## What the exercise asks
Go through the listing and copy every line word for word.

•••

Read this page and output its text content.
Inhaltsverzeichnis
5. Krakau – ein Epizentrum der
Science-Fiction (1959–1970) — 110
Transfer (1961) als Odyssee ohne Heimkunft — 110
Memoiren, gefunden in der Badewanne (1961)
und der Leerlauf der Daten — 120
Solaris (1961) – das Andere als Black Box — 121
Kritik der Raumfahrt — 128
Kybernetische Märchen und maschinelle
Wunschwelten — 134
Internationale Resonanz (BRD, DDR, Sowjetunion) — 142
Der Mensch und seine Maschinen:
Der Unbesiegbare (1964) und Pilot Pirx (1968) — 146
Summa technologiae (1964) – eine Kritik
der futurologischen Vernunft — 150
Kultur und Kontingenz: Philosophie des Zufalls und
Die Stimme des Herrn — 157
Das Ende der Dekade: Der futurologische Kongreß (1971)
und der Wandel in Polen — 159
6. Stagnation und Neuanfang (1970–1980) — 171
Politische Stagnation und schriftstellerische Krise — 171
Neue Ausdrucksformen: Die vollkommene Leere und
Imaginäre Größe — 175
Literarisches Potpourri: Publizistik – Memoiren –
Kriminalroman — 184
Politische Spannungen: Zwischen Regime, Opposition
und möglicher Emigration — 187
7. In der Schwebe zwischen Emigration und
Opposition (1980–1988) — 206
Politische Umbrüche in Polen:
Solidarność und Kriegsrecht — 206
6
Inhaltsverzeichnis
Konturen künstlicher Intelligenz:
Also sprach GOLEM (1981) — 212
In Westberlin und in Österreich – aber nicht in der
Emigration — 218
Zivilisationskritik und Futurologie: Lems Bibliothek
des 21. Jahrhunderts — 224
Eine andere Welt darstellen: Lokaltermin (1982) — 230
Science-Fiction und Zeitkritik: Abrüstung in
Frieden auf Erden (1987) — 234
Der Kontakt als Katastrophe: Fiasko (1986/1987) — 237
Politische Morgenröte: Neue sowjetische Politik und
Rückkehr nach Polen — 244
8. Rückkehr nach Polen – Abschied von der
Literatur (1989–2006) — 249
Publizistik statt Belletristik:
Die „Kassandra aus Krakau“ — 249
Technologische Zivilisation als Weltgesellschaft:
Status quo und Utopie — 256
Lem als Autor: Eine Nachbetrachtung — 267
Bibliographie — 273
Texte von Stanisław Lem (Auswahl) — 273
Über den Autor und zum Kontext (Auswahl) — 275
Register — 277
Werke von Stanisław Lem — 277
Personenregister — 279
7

•••

## Written answer
Read this page and output its text content.
Inhaltsverzeichnis
5. Krakau – ein Epizentrum der
Science-Fiction (1959–1970) — 110
Transfer (1961) als Odyssee ohne Heimkunft — 110
Memoiren, gefunden in der Badewanne (1961)
und der Leerlauf der Daten — 120
Solaris (1961) – das Andere als Black Box — 121
Kritik der Raumfahrt — 128
Kybernetische Märchen und maschinelle
Wunschwelten — 134
Internationale Resonanz (BRD, DDR, Sowjetunion) — 142
Der Mensch und seine Maschinen:
Der Unbesiegbare (1964) und Pilot Pirx (1968) — 146
Summa technologiae (1964) – eine Kritik
der futurologischen Vernunft — 150
Kultur und Kontingenz: Philosophie des Zufalls und
Die Stimme des Herrn — 157
Das Ende der Dekade: Der futurologische Kongreß (1971)
und der Wandel in Polen — 159
6. Stagnation und Neuanfang (1970–1980) — 171
Politische Stagnation und schriftstellerische Krise — 171
Neue Ausdrucksformen: Die vollkommene Leere und
Imaginäre Größe — 175
Literarisches Potpourri: Publizistik – Memoiren –
Kriminalroman — 184
Politische Spannungen: Zwischen Regime, Opposition
und möglicher Emigration — 187
7. In der Schwebe zwischen Emigration und
Opposition (1980–1988) — 206
Politische Umbrüche in Polen:
Solidarność und Kriegsrecht — 206
6
Inhaltsverzeichnis
Konturen künstlicher Intelligenz:
Also sprach GOLEM (1981) — 212
In Westberlin und in Österreich – aber nicht in der
Emigration — 218
Zivilisationskritik und Futurologie: Lems Bibliothek
des 21. Jahrhunderts — 224
Eine andere Welt darstellen: Lokaltermin (1982) — 230
Science-Fiction und Zeitkritik: Abrüstung in
Frieden auf Erden (1987) — 234
Der Kontakt als Katastrophe: Fiasko (1986/1987) — 237
Politische Morgenröte: Neue sowjetische Politik und
Rückkehr nach Polen — 244
8. Rückkehr nach Polen – Abschied von der
Literatur (1989–2006) — 249
Publizistik statt Belletristik:
Die „Kassandra aus Krakau“ — 249
Technologische Zivilisation als Weltgesellschaft:
Status quo und Utopie — 256
Lem als Autor: Eine Nachbetrachtung — 267
Bibliographie — 273
Texte von Stanisław Lem (Auswahl) — 273
Über den Autor und zum Kontext (Auswahl) — 275
Register — 277
Werke von Stanisław Lem — 277
Personenregister — 279
7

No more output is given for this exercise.